REQUIRED WORK:
Repeat all the material exactly; pictures stay out of your copy.

LISTED ENTRIES:
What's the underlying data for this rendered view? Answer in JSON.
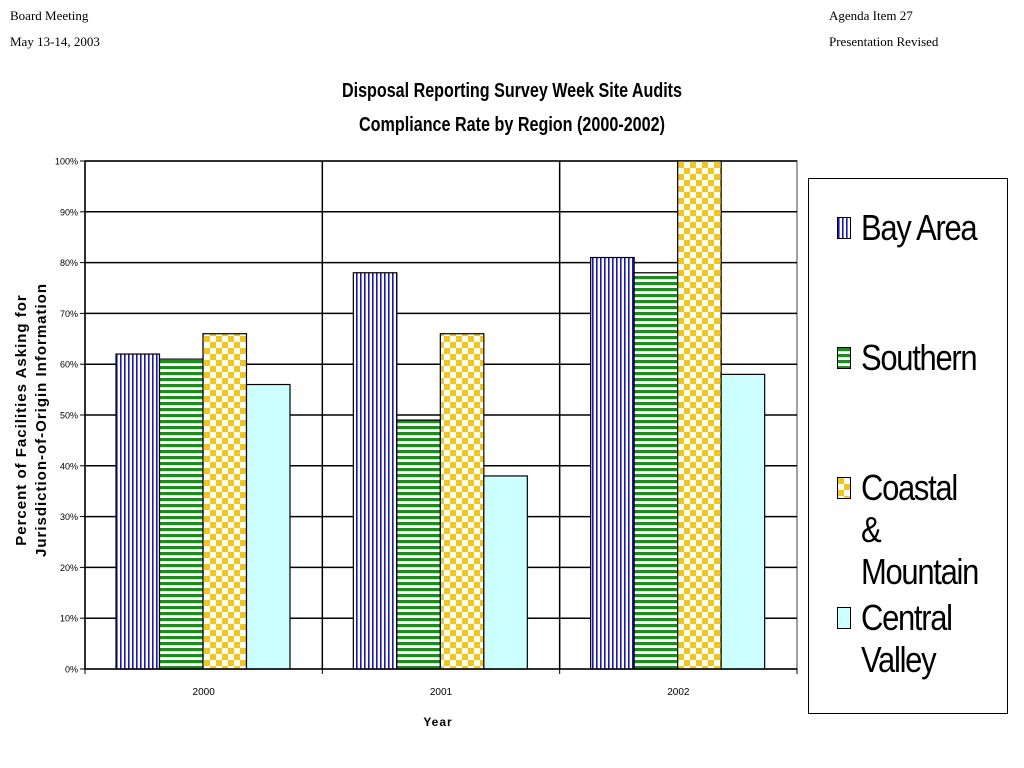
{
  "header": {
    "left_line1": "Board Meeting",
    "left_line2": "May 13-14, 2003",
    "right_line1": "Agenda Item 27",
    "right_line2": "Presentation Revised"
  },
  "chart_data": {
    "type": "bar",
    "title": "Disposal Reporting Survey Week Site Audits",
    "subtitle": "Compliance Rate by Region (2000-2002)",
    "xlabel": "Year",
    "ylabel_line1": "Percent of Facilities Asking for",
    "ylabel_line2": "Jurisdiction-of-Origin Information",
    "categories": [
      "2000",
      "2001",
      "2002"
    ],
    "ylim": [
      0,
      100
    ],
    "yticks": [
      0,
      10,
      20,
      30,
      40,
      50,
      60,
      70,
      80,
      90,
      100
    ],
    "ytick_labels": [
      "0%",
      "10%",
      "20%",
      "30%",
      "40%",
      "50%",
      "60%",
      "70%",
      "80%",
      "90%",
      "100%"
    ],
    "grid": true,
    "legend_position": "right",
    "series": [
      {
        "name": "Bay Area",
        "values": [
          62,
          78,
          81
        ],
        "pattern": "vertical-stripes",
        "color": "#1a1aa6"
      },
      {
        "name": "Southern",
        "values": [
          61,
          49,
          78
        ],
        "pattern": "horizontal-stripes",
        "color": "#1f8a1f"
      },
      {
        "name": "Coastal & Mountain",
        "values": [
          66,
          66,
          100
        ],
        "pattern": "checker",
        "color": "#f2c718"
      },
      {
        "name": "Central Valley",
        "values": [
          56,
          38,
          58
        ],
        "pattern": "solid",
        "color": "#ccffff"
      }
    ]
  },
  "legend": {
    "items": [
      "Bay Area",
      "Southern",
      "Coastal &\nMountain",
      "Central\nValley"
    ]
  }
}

RESPONSE:
What's the underlying data for this rendered view? Answer in JSON.
{
  "header": {
    "left_line1": "Board Meeting",
    "left_line2": "May 13-14, 2003",
    "right_line1": "Agenda Item 27",
    "right_line2": "Presentation Revised"
  },
  "chart_data": {
    "type": "bar",
    "title": "Disposal Reporting Survey Week Site Audits",
    "subtitle": "Compliance Rate by Region (2000-2002)",
    "xlabel": "Year",
    "ylabel_line1": "Percent of Facilities Asking for",
    "ylabel_line2": "Jurisdiction-of-Origin Information",
    "categories": [
      "2000",
      "2001",
      "2002"
    ],
    "ylim": [
      0,
      100
    ],
    "yticks": [
      0,
      10,
      20,
      30,
      40,
      50,
      60,
      70,
      80,
      90,
      100
    ],
    "ytick_labels": [
      "0%",
      "10%",
      "20%",
      "30%",
      "40%",
      "50%",
      "60%",
      "70%",
      "80%",
      "90%",
      "100%"
    ],
    "grid": true,
    "legend_position": "right",
    "series": [
      {
        "name": "Bay Area",
        "values": [
          62,
          78,
          81
        ],
        "pattern": "vertical-stripes",
        "color": "#1a1aa6"
      },
      {
        "name": "Southern",
        "values": [
          61,
          49,
          78
        ],
        "pattern": "horizontal-stripes",
        "color": "#1f8a1f"
      },
      {
        "name": "Coastal & Mountain",
        "values": [
          66,
          66,
          100
        ],
        "pattern": "checker",
        "color": "#f2c718"
      },
      {
        "name": "Central Valley",
        "values": [
          56,
          38,
          58
        ],
        "pattern": "solid",
        "color": "#ccffff"
      }
    ]
  },
  "legend": {
    "items": [
      "Bay Area",
      "Southern",
      "Coastal &\nMountain",
      "Central\nValley"
    ]
  }
}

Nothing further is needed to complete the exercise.